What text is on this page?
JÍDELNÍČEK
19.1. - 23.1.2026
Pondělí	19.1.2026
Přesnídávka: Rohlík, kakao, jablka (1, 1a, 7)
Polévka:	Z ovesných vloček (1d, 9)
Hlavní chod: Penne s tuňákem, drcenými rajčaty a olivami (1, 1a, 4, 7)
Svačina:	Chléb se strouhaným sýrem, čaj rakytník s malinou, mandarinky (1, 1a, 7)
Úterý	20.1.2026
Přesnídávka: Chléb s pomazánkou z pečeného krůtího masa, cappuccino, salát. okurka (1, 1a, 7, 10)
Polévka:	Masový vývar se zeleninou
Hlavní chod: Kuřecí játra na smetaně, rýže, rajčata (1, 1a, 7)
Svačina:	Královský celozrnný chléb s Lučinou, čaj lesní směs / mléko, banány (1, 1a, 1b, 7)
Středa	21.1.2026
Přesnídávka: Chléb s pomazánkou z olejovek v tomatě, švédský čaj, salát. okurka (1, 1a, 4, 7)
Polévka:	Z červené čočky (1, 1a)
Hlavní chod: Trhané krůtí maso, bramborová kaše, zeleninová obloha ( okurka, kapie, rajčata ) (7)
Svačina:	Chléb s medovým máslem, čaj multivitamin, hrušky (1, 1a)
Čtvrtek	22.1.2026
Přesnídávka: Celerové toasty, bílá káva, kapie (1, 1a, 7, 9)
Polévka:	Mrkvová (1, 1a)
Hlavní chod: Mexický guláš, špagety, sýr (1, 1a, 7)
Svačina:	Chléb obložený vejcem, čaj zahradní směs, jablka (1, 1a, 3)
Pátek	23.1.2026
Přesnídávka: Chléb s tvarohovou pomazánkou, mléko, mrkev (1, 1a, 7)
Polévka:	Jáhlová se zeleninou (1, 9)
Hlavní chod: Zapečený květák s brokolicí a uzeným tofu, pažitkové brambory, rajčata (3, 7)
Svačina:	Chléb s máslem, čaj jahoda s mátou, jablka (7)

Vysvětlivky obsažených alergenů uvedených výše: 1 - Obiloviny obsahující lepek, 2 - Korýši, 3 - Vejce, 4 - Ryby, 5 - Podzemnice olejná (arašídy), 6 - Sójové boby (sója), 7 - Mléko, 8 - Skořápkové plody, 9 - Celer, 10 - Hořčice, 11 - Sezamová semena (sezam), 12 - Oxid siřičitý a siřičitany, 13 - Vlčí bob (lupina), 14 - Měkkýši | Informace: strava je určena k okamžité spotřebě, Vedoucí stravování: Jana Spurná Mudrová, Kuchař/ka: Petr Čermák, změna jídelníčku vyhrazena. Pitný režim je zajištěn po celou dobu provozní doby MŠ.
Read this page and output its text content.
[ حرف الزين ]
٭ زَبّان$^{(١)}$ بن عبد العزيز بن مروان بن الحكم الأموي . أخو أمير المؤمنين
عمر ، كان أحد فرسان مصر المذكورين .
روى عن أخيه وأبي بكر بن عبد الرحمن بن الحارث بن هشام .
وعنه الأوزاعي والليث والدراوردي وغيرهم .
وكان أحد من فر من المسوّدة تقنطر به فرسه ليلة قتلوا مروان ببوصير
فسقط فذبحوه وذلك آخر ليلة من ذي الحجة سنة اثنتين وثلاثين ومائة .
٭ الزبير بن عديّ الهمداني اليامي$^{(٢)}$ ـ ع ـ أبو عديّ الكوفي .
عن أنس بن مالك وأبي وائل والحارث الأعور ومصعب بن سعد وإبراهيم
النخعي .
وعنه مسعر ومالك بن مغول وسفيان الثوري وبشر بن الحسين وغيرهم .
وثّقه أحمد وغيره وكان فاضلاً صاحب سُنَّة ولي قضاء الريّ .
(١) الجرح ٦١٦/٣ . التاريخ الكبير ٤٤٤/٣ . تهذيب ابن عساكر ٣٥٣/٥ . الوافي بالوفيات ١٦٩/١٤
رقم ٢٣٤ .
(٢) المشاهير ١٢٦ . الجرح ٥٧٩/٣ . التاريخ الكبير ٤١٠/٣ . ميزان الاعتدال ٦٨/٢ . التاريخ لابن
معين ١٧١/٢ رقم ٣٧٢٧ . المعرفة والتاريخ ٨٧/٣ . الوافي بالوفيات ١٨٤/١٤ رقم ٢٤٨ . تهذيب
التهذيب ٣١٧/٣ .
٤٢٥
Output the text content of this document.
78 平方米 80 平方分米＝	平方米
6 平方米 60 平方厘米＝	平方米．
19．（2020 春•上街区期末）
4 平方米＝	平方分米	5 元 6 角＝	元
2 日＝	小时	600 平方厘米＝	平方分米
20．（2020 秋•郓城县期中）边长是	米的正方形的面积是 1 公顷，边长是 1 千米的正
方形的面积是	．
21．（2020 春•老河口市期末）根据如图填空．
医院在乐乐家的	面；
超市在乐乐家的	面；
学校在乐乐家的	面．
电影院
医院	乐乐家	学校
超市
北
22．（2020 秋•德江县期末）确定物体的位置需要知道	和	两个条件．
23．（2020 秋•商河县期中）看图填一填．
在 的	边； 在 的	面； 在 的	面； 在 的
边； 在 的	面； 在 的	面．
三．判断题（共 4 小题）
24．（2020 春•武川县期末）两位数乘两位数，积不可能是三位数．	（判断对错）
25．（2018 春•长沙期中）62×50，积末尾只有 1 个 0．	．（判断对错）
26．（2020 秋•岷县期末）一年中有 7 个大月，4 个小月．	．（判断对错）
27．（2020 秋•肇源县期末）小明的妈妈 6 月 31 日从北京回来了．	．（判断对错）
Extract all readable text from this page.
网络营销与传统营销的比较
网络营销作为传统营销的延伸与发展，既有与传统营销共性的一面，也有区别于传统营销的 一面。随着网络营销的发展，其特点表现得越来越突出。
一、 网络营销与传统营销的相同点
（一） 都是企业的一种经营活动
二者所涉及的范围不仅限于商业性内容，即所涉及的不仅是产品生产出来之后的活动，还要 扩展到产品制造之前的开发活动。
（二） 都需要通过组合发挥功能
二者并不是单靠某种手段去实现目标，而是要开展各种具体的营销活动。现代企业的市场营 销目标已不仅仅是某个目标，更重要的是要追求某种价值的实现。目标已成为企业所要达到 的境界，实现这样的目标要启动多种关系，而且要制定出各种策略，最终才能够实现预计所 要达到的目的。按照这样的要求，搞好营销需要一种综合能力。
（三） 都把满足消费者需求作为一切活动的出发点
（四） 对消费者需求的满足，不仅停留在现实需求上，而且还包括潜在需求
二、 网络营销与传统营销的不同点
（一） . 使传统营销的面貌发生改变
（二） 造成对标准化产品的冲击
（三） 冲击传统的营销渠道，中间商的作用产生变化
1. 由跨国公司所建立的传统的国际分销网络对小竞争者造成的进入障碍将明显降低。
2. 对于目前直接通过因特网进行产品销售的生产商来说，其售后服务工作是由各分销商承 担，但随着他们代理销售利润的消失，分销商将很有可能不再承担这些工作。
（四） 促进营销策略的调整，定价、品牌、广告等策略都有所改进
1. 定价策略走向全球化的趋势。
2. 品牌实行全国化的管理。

PROBLEM TO SOLVE: Copy all lines from the entries that contain the word "Polévka".

TASK RESULT:
Polévka:	Z ovesných vloček (1d, 9)
Polévka:	Masový vývar se zeleninou
Polévka:	Z červené čočky (1, 1a)
Polévka:	Mrkvová (1, 1a)
Polévka:	Jáhlová se zeleninou (1, 9)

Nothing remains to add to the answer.